- DIRECTIONS FOR THIS TASK
Give the records below again, exactly as they appear.

===== TASK INPUT =====

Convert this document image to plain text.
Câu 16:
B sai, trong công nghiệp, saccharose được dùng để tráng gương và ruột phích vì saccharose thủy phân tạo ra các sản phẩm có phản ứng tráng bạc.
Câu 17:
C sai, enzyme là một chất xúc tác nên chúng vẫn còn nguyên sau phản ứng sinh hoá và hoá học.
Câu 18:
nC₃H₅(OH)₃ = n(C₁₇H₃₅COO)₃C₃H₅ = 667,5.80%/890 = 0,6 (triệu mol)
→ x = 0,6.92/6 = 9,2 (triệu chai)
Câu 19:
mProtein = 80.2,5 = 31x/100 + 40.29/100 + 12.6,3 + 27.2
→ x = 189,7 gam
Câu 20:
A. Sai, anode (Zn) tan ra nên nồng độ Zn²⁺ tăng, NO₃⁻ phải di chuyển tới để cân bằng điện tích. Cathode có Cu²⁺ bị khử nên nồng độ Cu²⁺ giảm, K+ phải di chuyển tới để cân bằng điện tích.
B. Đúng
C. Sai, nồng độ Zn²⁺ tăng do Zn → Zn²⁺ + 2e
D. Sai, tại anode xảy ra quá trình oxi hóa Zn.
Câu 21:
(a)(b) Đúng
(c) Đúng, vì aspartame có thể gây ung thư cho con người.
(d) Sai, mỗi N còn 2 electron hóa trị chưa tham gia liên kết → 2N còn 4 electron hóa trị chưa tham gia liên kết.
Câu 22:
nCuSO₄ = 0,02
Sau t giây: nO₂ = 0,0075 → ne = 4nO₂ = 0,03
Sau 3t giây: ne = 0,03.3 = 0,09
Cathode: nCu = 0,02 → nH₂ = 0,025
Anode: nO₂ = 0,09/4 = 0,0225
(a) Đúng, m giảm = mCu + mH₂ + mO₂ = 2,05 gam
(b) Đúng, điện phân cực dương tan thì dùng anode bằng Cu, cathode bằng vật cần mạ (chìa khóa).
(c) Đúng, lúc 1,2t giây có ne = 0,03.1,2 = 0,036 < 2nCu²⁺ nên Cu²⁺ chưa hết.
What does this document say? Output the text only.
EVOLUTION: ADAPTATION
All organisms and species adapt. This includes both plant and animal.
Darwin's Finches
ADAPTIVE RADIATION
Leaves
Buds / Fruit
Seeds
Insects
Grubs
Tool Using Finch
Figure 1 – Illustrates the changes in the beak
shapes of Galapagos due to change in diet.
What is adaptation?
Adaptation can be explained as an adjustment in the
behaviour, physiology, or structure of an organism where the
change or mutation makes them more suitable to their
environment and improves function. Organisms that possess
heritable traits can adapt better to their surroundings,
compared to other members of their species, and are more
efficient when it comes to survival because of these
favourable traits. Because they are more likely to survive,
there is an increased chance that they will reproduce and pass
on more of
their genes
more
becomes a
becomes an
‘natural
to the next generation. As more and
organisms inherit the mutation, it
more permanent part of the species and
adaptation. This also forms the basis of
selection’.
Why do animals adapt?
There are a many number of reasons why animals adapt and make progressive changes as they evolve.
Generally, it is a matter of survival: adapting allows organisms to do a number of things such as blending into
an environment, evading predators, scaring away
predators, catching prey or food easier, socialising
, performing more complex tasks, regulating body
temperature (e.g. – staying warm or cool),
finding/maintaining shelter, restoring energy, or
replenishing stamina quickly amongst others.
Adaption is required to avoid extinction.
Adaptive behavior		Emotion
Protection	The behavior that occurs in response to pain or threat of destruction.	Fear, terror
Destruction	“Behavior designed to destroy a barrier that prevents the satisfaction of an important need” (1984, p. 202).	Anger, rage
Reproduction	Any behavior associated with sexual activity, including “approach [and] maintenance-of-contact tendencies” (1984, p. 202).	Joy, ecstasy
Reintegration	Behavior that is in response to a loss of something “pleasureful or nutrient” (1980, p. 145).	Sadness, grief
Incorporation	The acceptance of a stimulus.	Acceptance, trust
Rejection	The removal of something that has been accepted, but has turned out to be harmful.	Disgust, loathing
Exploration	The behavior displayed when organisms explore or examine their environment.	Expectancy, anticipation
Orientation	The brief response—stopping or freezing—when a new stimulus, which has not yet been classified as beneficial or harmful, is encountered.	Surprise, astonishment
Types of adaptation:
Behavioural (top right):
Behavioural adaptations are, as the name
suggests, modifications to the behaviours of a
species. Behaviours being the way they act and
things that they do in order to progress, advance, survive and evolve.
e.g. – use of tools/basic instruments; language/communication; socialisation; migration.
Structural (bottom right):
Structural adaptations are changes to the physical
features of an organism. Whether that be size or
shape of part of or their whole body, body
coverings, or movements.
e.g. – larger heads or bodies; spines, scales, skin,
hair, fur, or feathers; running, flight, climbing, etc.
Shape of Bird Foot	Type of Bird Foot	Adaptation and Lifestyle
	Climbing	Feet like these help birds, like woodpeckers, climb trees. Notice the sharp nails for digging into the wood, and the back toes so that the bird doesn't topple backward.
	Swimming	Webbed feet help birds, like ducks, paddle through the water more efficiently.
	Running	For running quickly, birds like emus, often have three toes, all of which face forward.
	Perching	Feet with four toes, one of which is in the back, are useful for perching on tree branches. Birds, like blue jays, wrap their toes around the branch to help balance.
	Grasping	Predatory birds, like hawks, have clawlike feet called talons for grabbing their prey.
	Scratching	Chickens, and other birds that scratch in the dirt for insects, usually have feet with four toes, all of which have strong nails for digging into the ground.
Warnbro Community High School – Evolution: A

=====

- TASK SOLUTION
Convert this document image to plain text.
Câu 16:
B sai, trong công nghiệp, saccharose được dùng để tráng gương và ruột phích vì saccharose thủy phân tạo ra các sản phẩm có phản ứng tráng bạc.
Câu 17:
C sai, enzyme là một chất xúc tác nên chúng vẫn còn nguyên sau phản ứng sinh hoá và hoá học.
Câu 18:
nC₃H₅(OH)₃ = n(C₁₇H₃₅COO)₃C₃H₅ = 667,5.80%/890 = 0,6 (triệu mol)
→ x = 0,6.92/6 = 9,2 (triệu chai)
Câu 19:
mProtein = 80.2,5 = 31x/100 + 40.29/100 + 12.6,3 + 27.2
→ x = 189,7 gam
Câu 20:
A. Sai, anode (Zn) tan ra nên nồng độ Zn²⁺ tăng, NO₃⁻ phải di chuyển tới để cân bằng điện tích. Cathode có Cu²⁺ bị khử nên nồng độ Cu²⁺ giảm, K+ phải di chuyển tới để cân bằng điện tích.
B. Đúng
C. Sai, nồng độ Zn²⁺ tăng do Zn → Zn²⁺ + 2e
D. Sai, tại anode xảy ra quá trình oxi hóa Zn.
Câu 21:
(a)(b) Đúng
(c) Đúng, vì aspartame có thể gây ung thư cho con người.
(d) Sai, mỗi N còn 2 electron hóa trị chưa tham gia liên kết → 2N còn 4 electron hóa trị chưa tham gia liên kết.
Câu 22:
nCuSO₄ = 0,02
Sau t giây: nO₂ = 0,0075 → ne = 4nO₂ = 0,03
Sau 3t giây: ne = 0,03.3 = 0,09
Cathode: nCu = 0,02 → nH₂ = 0,025
Anode: nO₂ = 0,09/4 = 0,0225
(a) Đúng, m giảm = mCu + mH₂ + mO₂ = 2,05 gam
(b) Đúng, điện phân cực dương tan thì dùng anode bằng Cu, cathode bằng vật cần mạ (chìa khóa).
(c) Đúng, lúc 1,2t giây có ne = 0,03.1,2 = 0,036 < 2nCu²⁺ nên Cu²⁺ chưa hết.
What does this document say? Output the text only.
EVOLUTION: ADAPTATION
All organisms and species adapt. This includes both plant and animal.
Darwin's Finches
ADAPTIVE RADIATION
Leaves
Buds / Fruit
Seeds
Insects
Grubs
Tool Using Finch
Figure 1 – Illustrates the changes in the beak
shapes of Galapagos due to change in diet.
What is adaptation?
Adaptation can be explained as an adjustment in the
behaviour, physiology, or structure of an organism where the
change or mutation makes them more suitable to their
environment and improves function. Organisms that possess
heritable traits can adapt better to their surroundings,
compared to other members of their species, and are more
efficient when it comes to survival because of these
favourable traits. Because they are more likely to survive,
there is an increased chance that they will reproduce and pass
on more of
their genes
more
becomes a
becomes an
‘natural
to the next generation. As more and
organisms inherit the mutation, it
more permanent part of the species and
adaptation. This also forms the basis of
selection’.
Why do animals adapt?
There are a many number of reasons why animals adapt and make progressive changes as they evolve.
Generally, it is a matter of survival: adapting allows organisms to do a number of things such as blending into
an environment, evading predators, scaring away
predators, catching prey or food easier, socialising
, performing more complex tasks, regulating body
temperature (e.g. – staying warm or cool),
finding/maintaining shelter, restoring energy, or
replenishing stamina quickly amongst others.
Adaption is required to avoid extinction.
Adaptive behavior		Emotion
Protection	The behavior that occurs in response to pain or threat of destruction.	Fear, terror
Destruction	“Behavior designed to destroy a barrier that prevents the satisfaction of an important need” (1984, p. 202).	Anger, rage
Reproduction	Any behavior associated with sexual activity, including “approach [and] maintenance-of-contact tendencies” (1984, p. 202).	Joy, ecstasy
Reintegration	Behavior that is in response to a loss of something “pleasureful or nutrient” (1980, p. 145).	Sadness, grief
Incorporation	The acceptance of a stimulus.	Acceptance, trust
Rejection	The removal of something that has been accepted, but has turned out to be harmful.	Disgust, loathing
Exploration	The behavior displayed when organisms explore or examine their environment.	Expectancy, anticipation
Orientation	The brief response—stopping or freezing—when a new stimulus, which has not yet been classified as beneficial or harmful, is encountered.	Surprise, astonishment
Types of adaptation:
Behavioural (top right):
Behavioural adaptations are, as the name
suggests, modifications to the behaviours of a
species. Behaviours being the way they act and
things that they do in order to progress, advance, survive and evolve.
e.g. – use of tools/basic instruments; language/communication; socialisation; migration.
Structural (bottom right):
Structural adaptations are changes to the physical
features of an organism. Whether that be size or
shape of part of or their whole body, body
coverings, or movements.
e.g. – larger heads or bodies; spines, scales, skin,
hair, fur, or feathers; running, flight, climbing, etc.
Shape of Bird Foot	Type of Bird Foot	Adaptation and Lifestyle
	Climbing	Feet like these help birds, like woodpeckers, climb trees. Notice the sharp nails for digging into the wood, and the back toes so that the bird doesn't topple backward.
	Swimming	Webbed feet help birds, like ducks, paddle through the water more efficiently.
	Running	For running quickly, birds like emus, often have three toes, all of which face forward.
	Perching	Feet with four toes, one of which is in the back, are useful for perching on tree branches. Birds, like blue jays, wrap their toes around the branch to help balance.
	Grasping	Predatory birds, like hawks, have clawlike feet called talons for grabbing their prey.
	Scratching	Chickens, and other birds that scratch in the dirt for insects, usually have feet with four toes, all of which have strong nails for digging into the ground.
Warnbro Community High School – Evolution: A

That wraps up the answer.